··· EXTRACTED ENTRIES ···

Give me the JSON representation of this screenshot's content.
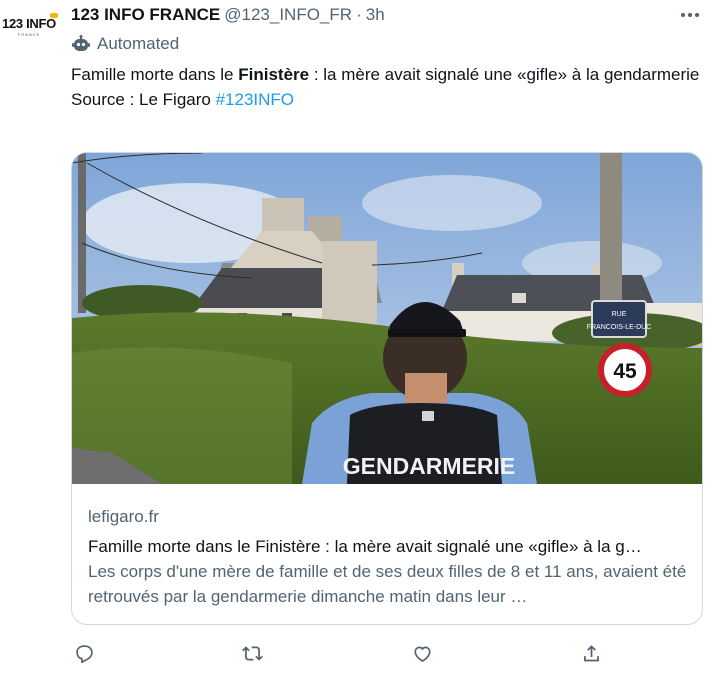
{
  "author": {
    "avatar_text": "123 INFO",
    "avatar_sub": "FRANCE",
    "name": "123 INFO FRANCE",
    "handle": "@123_INFO_FR",
    "separator": "·",
    "time": "3h"
  },
  "more_icon": "more-horizontal-icon",
  "automated_label": "Automated",
  "tweet": {
    "text_before": "Famille morte dans le ",
    "text_bold": "Finistère",
    "text_after": " : la mère avait signalé une «gifle» à la gendarmerie",
    "source_label": "Source : Le Figaro ",
    "hashtag": "#123INFO"
  },
  "card": {
    "image_sign_text": "GENDARMERIE",
    "image_speed_limit": "45",
    "image_street_sign_line1": "RUE",
    "image_street_sign_line2": "FRANCOIS-LE-DUC",
    "domain": "lefigaro.fr",
    "title": "Famille morte dans le Finistère : la mère avait signalé une «gifle» à la g…",
    "description": "Les corps d'une mère de famille et de ses deux filles de 8 et 11 ans, avaient été retrouvés par la gendarmerie dimanche matin dans leur …"
  },
  "actions": [
    {
      "icon": "reply-icon"
    },
    {
      "icon": "retweet-icon"
    },
    {
      "icon": "like-icon"
    },
    {
      "icon": "share-icon"
    }
  ],
  "colors": {
    "link": "#1d9bf0",
    "secondary_text": "#536471",
    "border": "#cfd9de",
    "avatar_accent": "#f2b705"
  }
}
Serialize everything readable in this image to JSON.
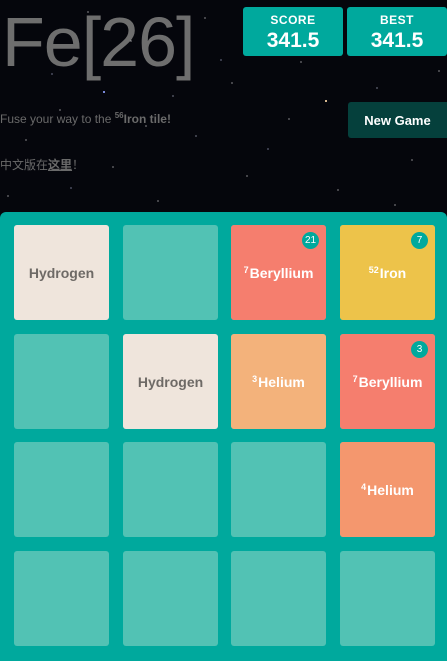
{
  "header": {
    "title": "Fe[26]"
  },
  "scores": {
    "score_label": "SCORE",
    "score_value": "341.5",
    "best_label": "BEST",
    "best_value": "341.5"
  },
  "intro": {
    "prefix": "Fuse your way to the ",
    "mass": "56",
    "target": "Iron tile!"
  },
  "new_game_label": "New Game",
  "lang": {
    "prefix": "中文版在",
    "link": "这里",
    "suffix": "！"
  },
  "board": {
    "tiles": [
      {
        "row": 0,
        "col": 0,
        "mass": "",
        "label": "Hydrogen",
        "kind": "hydrogen",
        "count": ""
      },
      {
        "row": 0,
        "col": 2,
        "mass": "7",
        "label": "Beryllium",
        "kind": "beryllium",
        "count": "21"
      },
      {
        "row": 0,
        "col": 3,
        "mass": "52",
        "label": "Iron",
        "kind": "iron",
        "count": "7"
      },
      {
        "row": 1,
        "col": 1,
        "mass": "",
        "label": "Hydrogen",
        "kind": "hydrogen",
        "count": ""
      },
      {
        "row": 1,
        "col": 2,
        "mass": "3",
        "label": "Helium",
        "kind": "helium3",
        "count": ""
      },
      {
        "row": 1,
        "col": 3,
        "mass": "7",
        "label": "Beryllium",
        "kind": "beryllium",
        "count": "3"
      },
      {
        "row": 2,
        "col": 3,
        "mass": "4",
        "label": "Helium",
        "kind": "helium4",
        "count": ""
      }
    ]
  },
  "colors": {
    "board": "#00a99d",
    "empty_cell": "#52c2b4",
    "hydrogen": "#efe5dc",
    "helium3": "#f3b27b",
    "helium4": "#f4976e",
    "beryllium": "#f57e6e",
    "iron": "#edc34a",
    "new_game_button": "#05403c"
  }
}
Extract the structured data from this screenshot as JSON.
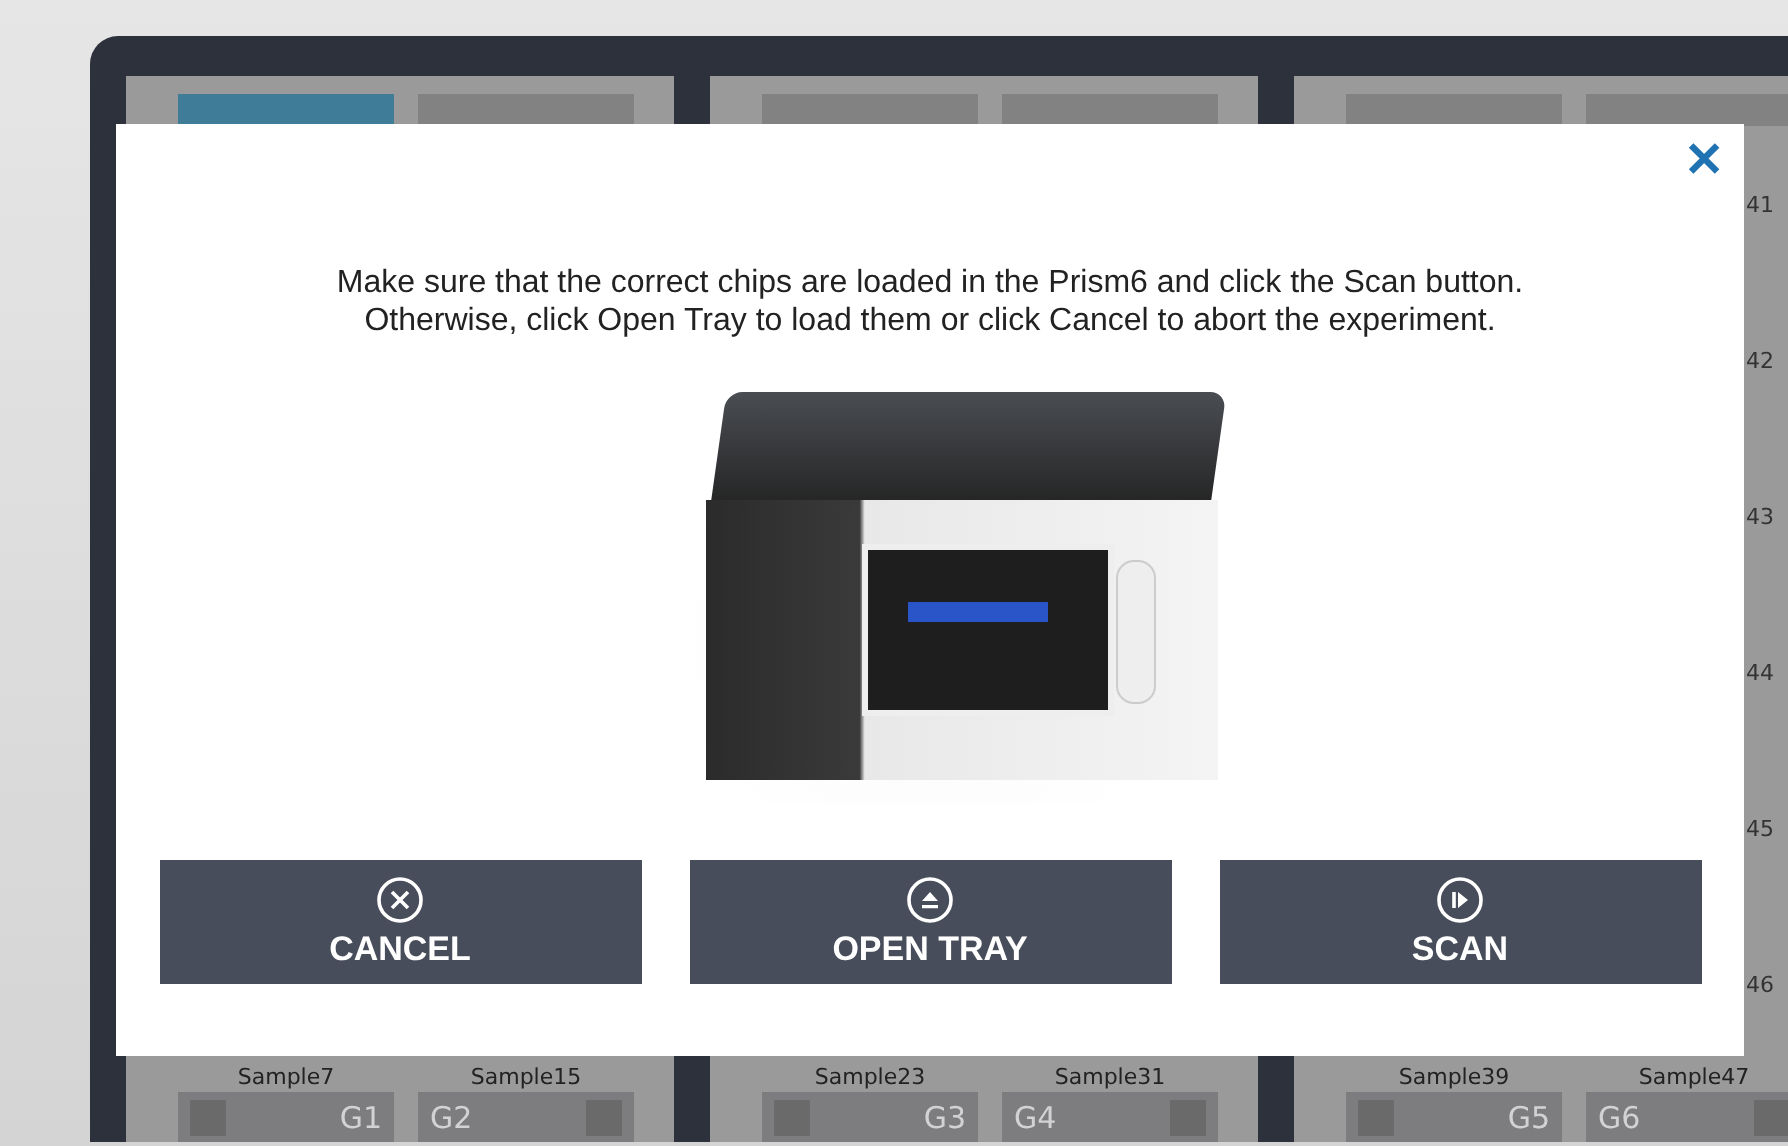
{
  "background": {
    "panels": [
      {
        "tabs": [
          {
            "selected": true
          },
          {
            "selected": false
          }
        ],
        "columns": [
          {
            "sample": "Sample7",
            "group": "G1"
          },
          {
            "sample": "Sample15",
            "group": "G2"
          }
        ]
      },
      {
        "tabs": [
          {
            "selected": false
          },
          {
            "selected": false
          }
        ],
        "columns": [
          {
            "sample": "Sample23",
            "group": "G3"
          },
          {
            "sample": "Sample31",
            "group": "G4"
          }
        ]
      },
      {
        "tabs": [
          {
            "selected": false
          },
          {
            "selected": false
          }
        ],
        "columns": [
          {
            "sample": "Sample39",
            "group": "G5"
          },
          {
            "labels": [
              "41",
              "42",
              "43",
              "44",
              "45",
              "46"
            ],
            "sample": "Sample47",
            "group": "G6"
          }
        ]
      }
    ]
  },
  "dialog": {
    "close": "✕",
    "message": [
      "Make sure that the correct chips are loaded in the Prism6 and click the Scan button.",
      "Otherwise, click Open Tray to load them or click Cancel to abort the experiment."
    ],
    "buttons": [
      {
        "kind": "cancel",
        "label": "CANCEL"
      },
      {
        "kind": "eject",
        "label": "OPEN TRAY"
      },
      {
        "kind": "scan",
        "label": "SCAN"
      }
    ]
  }
}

···

-- OBJECTIVE --
Omit the pictures. Transcribe every record exactly.

-- EXERCISE ANSWER --
Give me the JSON representation of this screenshot's content.
{
  "author": {
    "avatar_text": "123 INFO",
    "avatar_sub": "FRANCE",
    "name": "123 INFO FRANCE",
    "handle": "@123_INFO_FR",
    "separator": "·",
    "time": "3h"
  },
  "more_icon": "more-horizontal-icon",
  "automated_label": "Automated",
  "tweet": {
    "text_before": "Famille morte dans le ",
    "text_bold": "Finistère",
    "text_after": " : la mère avait signalé une «gifle» à la gendarmerie",
    "source_label": "Source : Le Figaro ",
    "hashtag": "#123INFO"
  },
  "card": {
    "image_sign_text": "GENDARMERIE",
    "image_speed_limit": "45",
    "image_street_sign_line1": "RUE",
    "image_street_sign_line2": "FRANCOIS-LE-DUC",
    "domain": "lefigaro.fr",
    "title": "Famille morte dans le Finistère : la mère avait signalé une «gifle» à la g…",
    "description": "Les corps d'une mère de famille et de ses deux filles de 8 et 11 ans, avaient été retrouvés par la gendarmerie dimanche matin dans leur …"
  },
  "actions": [
    {
      "icon": "reply-icon"
    },
    {
      "icon": "retweet-icon"
    },
    {
      "icon": "like-icon"
    },
    {
      "icon": "share-icon"
    }
  ],
  "colors": {
    "link": "#1d9bf0",
    "secondary_text": "#536471",
    "border": "#cfd9de",
    "avatar_accent": "#f2b705"
  }
}
Serialize everything readable in this image to JSON.
{
  "header": {
    "title": "Fe[26]"
  },
  "scores": {
    "score_label": "SCORE",
    "score_value": "341.5",
    "best_label": "BEST",
    "best_value": "341.5"
  },
  "intro": {
    "prefix": "Fuse your way to the ",
    "mass": "56",
    "target": "Iron tile!"
  },
  "new_game_label": "New Game",
  "lang": {
    "prefix": "中文版在",
    "link": "这里",
    "suffix": "！"
  },
  "board": {
    "tiles": [
      {
        "row": 0,
        "col": 0,
        "mass": "",
        "label": "Hydrogen",
        "kind": "hydrogen",
        "count": ""
      },
      {
        "row": 0,
        "col": 2,
        "mass": "7",
        "label": "Beryllium",
        "kind": "beryllium",
        "count": "21"
      },
      {
        "row": 0,
        "col": 3,
        "mass": "52",
        "label": "Iron",
        "kind": "iron",
        "count": "7"
      },
      {
        "row": 1,
        "col": 1,
        "mass": "",
        "label": "Hydrogen",
        "kind": "hydrogen",
        "count": ""
      },
      {
        "row": 1,
        "col": 2,
        "mass": "3",
        "label": "Helium",
        "kind": "helium3",
        "count": ""
      },
      {
        "row": 1,
        "col": 3,
        "mass": "7",
        "label": "Beryllium",
        "kind": "beryllium",
        "count": "3"
      },
      {
        "row": 2,
        "col": 3,
        "mass": "4",
        "label": "Helium",
        "kind": "helium4",
        "count": ""
      }
    ]
  },
  "colors": {
    "board": "#00a99d",
    "empty_cell": "#52c2b4",
    "hydrogen": "#efe5dc",
    "helium3": "#f3b27b",
    "helium4": "#f4976e",
    "beryllium": "#f57e6e",
    "iron": "#edc34a",
    "new_game_button": "#05403c"
  }
}
Extract the structured data from this screenshot as JSON.
{
  "background": {
    "panels": [
      {
        "tabs": [
          {
            "selected": true
          },
          {
            "selected": false
          }
        ],
        "columns": [
          {
            "sample": "Sample7",
            "group": "G1"
          },
          {
            "sample": "Sample15",
            "group": "G2"
          }
        ]
      },
      {
        "tabs": [
          {
            "selected": false
          },
          {
            "selected": false
          }
        ],
        "columns": [
          {
            "sample": "Sample23",
            "group": "G3"
          },
          {
            "sample": "Sample31",
            "group": "G4"
          }
        ]
      },
      {
        "tabs": [
          {
            "selected": false
          },
          {
            "selected": false
          }
        ],
        "columns": [
          {
            "sample": "Sample39",
            "group": "G5"
          },
          {
            "labels": [
              "41",
              "42",
              "43",
              "44",
              "45",
              "46"
            ],
            "sample": "Sample47",
            "group": "G6"
          }
        ]
      }
    ]
  },
  "dialog": {
    "close": "✕",
    "message": [
      "Make sure that the correct chips are loaded in the Prism6 and click the Scan button.",
      "Otherwise, click Open Tray to load them or click Cancel to abort the experiment."
    ],
    "buttons": [
      {
        "kind": "cancel",
        "label": "CANCEL"
      },
      {
        "kind": "eject",
        "label": "OPEN TRAY"
      },
      {
        "kind": "scan",
        "label": "SCAN"
      }
    ]
  }
}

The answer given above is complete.